• _Written instruction_
Quote every line as given.

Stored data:
* START *

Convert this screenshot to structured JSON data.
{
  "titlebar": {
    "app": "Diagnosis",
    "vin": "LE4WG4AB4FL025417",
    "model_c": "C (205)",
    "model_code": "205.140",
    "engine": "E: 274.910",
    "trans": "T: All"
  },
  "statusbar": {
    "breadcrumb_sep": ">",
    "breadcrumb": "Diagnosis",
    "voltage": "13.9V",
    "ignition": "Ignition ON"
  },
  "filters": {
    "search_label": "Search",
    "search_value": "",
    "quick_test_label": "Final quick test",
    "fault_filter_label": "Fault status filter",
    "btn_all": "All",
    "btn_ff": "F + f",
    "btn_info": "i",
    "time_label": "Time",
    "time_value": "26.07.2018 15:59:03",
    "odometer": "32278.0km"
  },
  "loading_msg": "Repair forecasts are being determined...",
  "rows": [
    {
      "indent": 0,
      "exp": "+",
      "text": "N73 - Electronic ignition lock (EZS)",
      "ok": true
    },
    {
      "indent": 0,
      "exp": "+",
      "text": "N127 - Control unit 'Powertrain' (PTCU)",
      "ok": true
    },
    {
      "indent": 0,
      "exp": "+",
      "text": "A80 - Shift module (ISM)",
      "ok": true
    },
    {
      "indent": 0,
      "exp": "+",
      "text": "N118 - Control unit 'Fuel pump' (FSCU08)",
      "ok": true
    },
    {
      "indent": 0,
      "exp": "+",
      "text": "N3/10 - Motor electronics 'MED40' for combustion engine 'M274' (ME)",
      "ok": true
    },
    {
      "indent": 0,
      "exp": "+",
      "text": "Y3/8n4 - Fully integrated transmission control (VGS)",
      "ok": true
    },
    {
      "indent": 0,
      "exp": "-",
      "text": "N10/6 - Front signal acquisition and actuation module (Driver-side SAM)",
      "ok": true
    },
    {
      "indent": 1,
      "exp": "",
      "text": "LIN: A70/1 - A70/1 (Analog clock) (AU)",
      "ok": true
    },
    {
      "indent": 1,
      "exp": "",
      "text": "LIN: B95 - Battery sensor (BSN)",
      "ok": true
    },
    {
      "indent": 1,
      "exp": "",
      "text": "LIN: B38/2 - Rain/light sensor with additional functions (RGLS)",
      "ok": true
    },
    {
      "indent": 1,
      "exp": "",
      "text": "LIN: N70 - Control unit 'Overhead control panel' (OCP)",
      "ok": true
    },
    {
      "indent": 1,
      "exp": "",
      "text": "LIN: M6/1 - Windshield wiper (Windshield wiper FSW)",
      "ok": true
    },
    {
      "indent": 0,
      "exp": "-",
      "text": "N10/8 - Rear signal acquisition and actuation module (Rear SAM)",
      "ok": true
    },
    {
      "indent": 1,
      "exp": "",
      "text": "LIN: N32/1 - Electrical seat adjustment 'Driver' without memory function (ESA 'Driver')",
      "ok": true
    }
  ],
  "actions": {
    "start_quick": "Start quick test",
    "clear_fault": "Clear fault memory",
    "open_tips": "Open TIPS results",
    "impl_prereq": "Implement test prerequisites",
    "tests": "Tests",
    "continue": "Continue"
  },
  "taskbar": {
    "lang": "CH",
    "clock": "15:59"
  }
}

* END *

• _Exercise solution_
Convert this screenshot to structured JSON data.
{
  "titlebar": {
    "app": "Diagnosis",
    "vin": "LE4WG4AB4FL025417",
    "model_c": "C (205)",
    "model_code": "205.140",
    "engine": "E: 274.910",
    "trans": "T: All"
  },
  "statusbar": {
    "breadcrumb_sep": ">",
    "breadcrumb": "Diagnosis",
    "voltage": "13.9V",
    "ignition": "Ignition ON"
  },
  "filters": {
    "search_label": "Search",
    "search_value": "",
    "quick_test_label": "Final quick test",
    "fault_filter_label": "Fault status filter",
    "btn_all": "All",
    "btn_ff": "F + f",
    "btn_info": "i",
    "time_label": "Time",
    "time_value": "26.07.2018 15:59:03",
    "odometer": "32278.0km"
  },
  "loading_msg": "Repair forecasts are being determined...",
  "rows": [
    {
      "indent": 0,
      "exp": "+",
      "text": "N73 - Electronic ignition lock (EZS)",
      "ok": true
    },
    {
      "indent": 0,
      "exp": "+",
      "text": "N127 - Control unit 'Powertrain' (PTCU)",
      "ok": true
    },
    {
      "indent": 0,
      "exp": "+",
      "text": "A80 - Shift module (ISM)",
      "ok": true
    },
    {
      "indent": 0,
      "exp": "+",
      "text": "N118 - Control unit 'Fuel pump' (FSCU08)",
      "ok": true
    },
    {
      "indent": 0,
      "exp": "+",
      "text": "N3/10 - Motor electronics 'MED40' for combustion engine 'M274' (ME)",
      "ok": true
    },
    {
      "indent": 0,
      "exp": "+",
      "text": "Y3/8n4 - Fully integrated transmission control (VGS)",
      "ok": true
    },
    {
      "indent": 0,
      "exp": "-",
      "text": "N10/6 - Front signal acquisition and actuation module (Driver-side SAM)",
      "ok": true
    },
    {
      "indent": 1,
      "exp": "",
      "text": "LIN: A70/1 - A70/1 (Analog clock) (AU)",
      "ok": true
    },
    {
      "indent": 1,
      "exp": "",
      "text": "LIN: B95 - Battery sensor (BSN)",
      "ok": true
    },
    {
      "indent": 1,
      "exp": "",
      "text": "LIN: B38/2 - Rain/light sensor with additional functions (RGLS)",
      "ok": true
    },
    {
      "indent": 1,
      "exp": "",
      "text": "LIN: N70 - Control unit 'Overhead control panel' (OCP)",
      "ok": true
    },
    {
      "indent": 1,
      "exp": "",
      "text": "LIN: M6/1 - Windshield wiper (Windshield wiper FSW)",
      "ok": true
    },
    {
      "indent": 0,
      "exp": "-",
      "text": "N10/8 - Rear signal acquisition and actuation module (Rear SAM)",
      "ok": true
    },
    {
      "indent": 1,
      "exp": "",
      "text": "LIN: N32/1 - Electrical seat adjustment 'Driver' without memory function (ESA 'Driver')",
      "ok": true
    }
  ],
  "actions": {
    "start_quick": "Start quick test",
    "clear_fault": "Clear fault memory",
    "open_tips": "Open TIPS results",
    "impl_prereq": "Implement test prerequisites",
    "tests": "Tests",
    "continue": "Continue"
  },
  "taskbar": {
    "lang": "CH",
    "clock": "15:59"
  }
}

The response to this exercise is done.